To do: Reply only with how many lines contain the word "front".

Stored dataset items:
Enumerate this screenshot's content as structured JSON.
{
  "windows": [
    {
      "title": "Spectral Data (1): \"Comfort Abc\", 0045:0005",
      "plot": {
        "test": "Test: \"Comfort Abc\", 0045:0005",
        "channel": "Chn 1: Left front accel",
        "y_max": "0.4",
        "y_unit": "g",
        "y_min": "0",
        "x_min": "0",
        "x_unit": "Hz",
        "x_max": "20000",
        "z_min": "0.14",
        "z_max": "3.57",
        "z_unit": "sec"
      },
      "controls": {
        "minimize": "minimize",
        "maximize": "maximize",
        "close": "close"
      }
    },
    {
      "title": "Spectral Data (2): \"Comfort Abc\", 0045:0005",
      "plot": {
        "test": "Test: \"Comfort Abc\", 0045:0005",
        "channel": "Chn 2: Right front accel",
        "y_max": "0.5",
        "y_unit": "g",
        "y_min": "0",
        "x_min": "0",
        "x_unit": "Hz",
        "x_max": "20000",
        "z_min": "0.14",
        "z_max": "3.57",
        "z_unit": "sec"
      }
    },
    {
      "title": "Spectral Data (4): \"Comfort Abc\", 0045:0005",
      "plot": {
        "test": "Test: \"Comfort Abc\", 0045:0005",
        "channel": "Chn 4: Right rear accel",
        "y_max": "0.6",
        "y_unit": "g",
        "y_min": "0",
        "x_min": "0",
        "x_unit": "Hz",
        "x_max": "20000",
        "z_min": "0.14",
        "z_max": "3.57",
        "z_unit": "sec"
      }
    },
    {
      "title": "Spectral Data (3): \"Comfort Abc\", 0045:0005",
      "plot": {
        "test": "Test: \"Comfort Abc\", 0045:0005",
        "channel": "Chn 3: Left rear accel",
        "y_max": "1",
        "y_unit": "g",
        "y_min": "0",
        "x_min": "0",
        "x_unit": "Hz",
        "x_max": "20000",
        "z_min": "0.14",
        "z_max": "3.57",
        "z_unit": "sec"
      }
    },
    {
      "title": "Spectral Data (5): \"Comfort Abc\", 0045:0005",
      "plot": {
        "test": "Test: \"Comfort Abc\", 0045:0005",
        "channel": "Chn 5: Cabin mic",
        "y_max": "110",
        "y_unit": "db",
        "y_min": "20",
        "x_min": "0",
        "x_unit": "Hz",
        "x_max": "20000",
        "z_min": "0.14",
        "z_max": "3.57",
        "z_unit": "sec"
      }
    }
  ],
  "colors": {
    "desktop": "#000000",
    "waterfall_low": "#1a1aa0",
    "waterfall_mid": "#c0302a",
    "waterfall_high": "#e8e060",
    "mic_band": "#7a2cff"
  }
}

Written answer: 2